[Items from a data source]
────────────────────

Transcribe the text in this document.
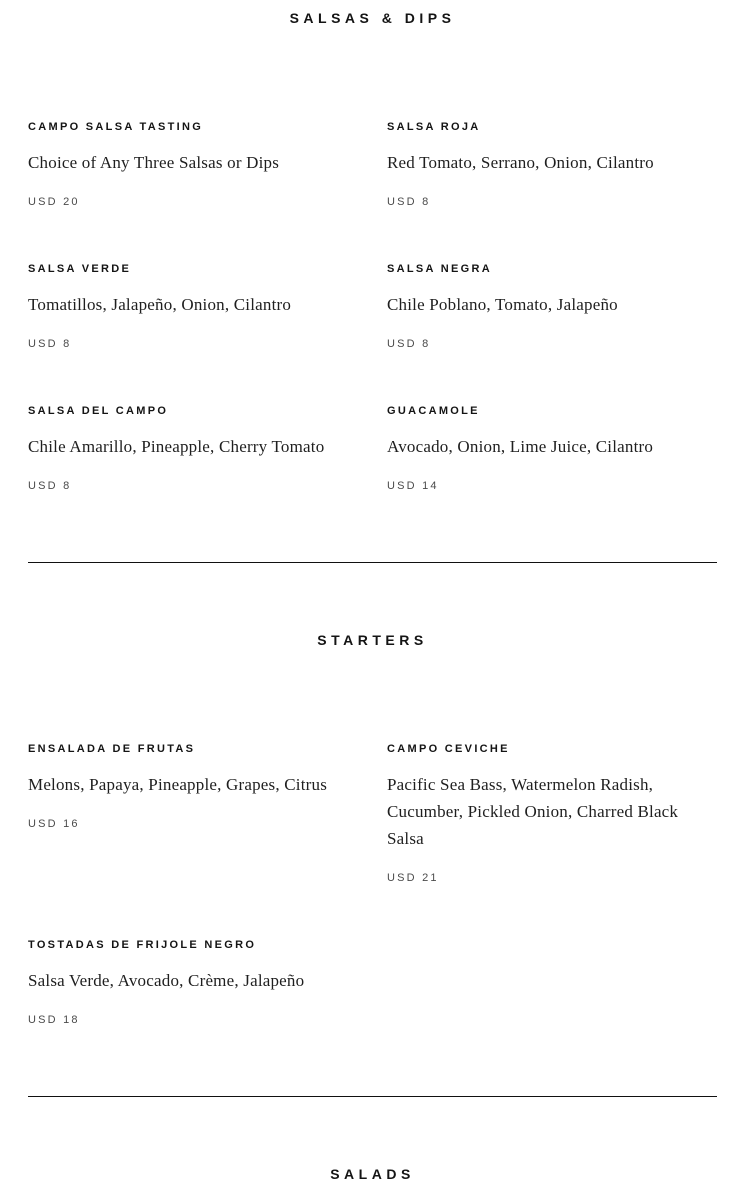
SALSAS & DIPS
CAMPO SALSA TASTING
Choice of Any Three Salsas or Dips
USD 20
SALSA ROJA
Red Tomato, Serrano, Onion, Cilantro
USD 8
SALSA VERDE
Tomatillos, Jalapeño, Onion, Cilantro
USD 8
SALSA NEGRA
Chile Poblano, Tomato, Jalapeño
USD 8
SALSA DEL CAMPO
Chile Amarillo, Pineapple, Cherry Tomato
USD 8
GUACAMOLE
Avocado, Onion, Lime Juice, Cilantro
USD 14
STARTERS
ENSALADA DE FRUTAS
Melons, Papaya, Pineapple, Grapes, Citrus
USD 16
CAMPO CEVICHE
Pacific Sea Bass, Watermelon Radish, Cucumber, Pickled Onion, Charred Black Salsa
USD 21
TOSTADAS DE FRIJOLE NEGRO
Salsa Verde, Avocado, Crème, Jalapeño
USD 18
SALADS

────────────────────

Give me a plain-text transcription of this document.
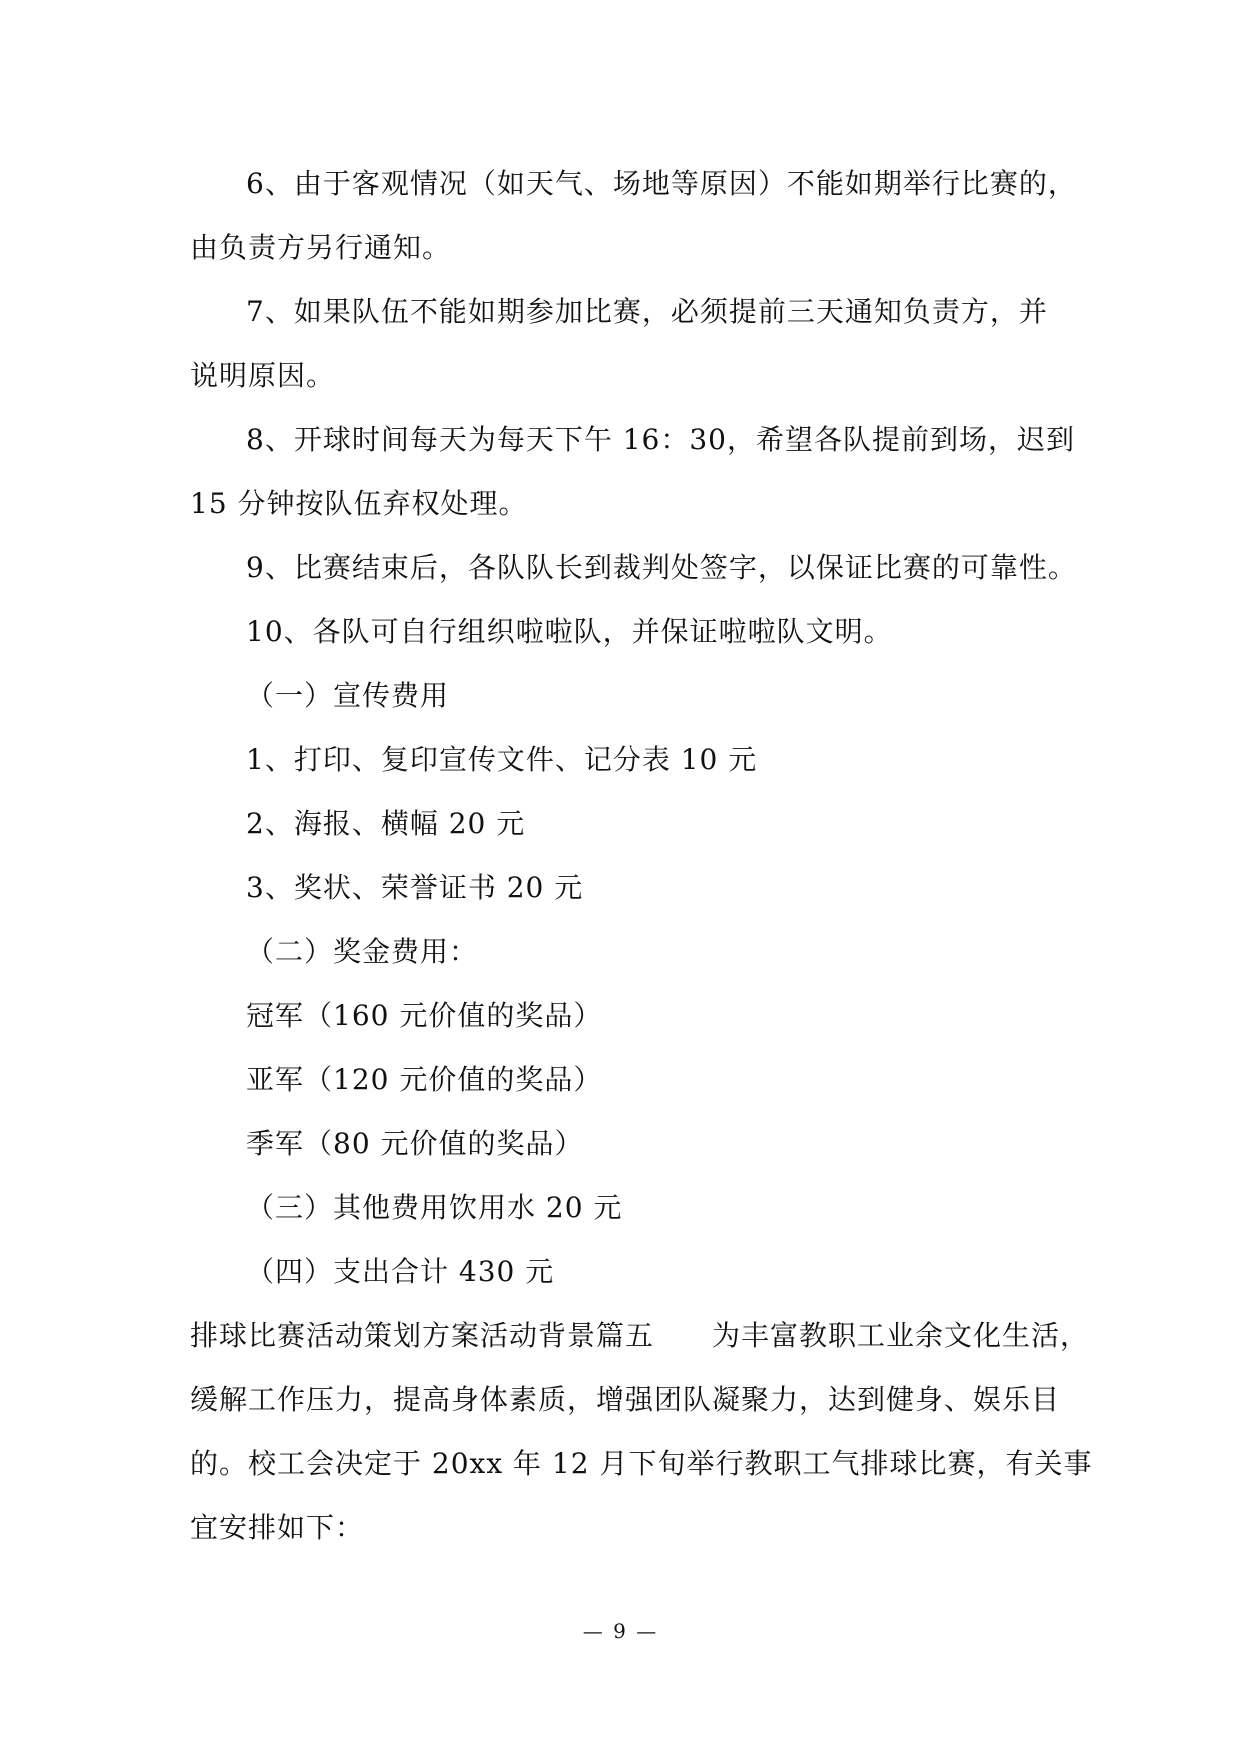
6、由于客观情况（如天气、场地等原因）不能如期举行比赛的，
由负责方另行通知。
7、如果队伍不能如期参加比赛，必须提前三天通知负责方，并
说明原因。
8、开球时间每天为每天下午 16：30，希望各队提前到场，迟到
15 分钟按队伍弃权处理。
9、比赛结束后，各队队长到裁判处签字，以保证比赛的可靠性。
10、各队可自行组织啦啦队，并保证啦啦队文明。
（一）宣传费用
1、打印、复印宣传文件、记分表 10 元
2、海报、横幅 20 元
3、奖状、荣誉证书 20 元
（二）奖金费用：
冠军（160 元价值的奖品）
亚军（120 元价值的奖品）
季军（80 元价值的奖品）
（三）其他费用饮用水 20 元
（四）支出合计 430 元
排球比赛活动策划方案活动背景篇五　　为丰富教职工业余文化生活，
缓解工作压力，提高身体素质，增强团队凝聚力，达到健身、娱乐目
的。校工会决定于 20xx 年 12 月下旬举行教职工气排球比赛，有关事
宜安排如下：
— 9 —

────────────────────

• OBJECTIVE: What is the number of lines in the records above that include the word "元价值的奖品"? Reply with that number and nothing more.

• FINAL RESULT: 3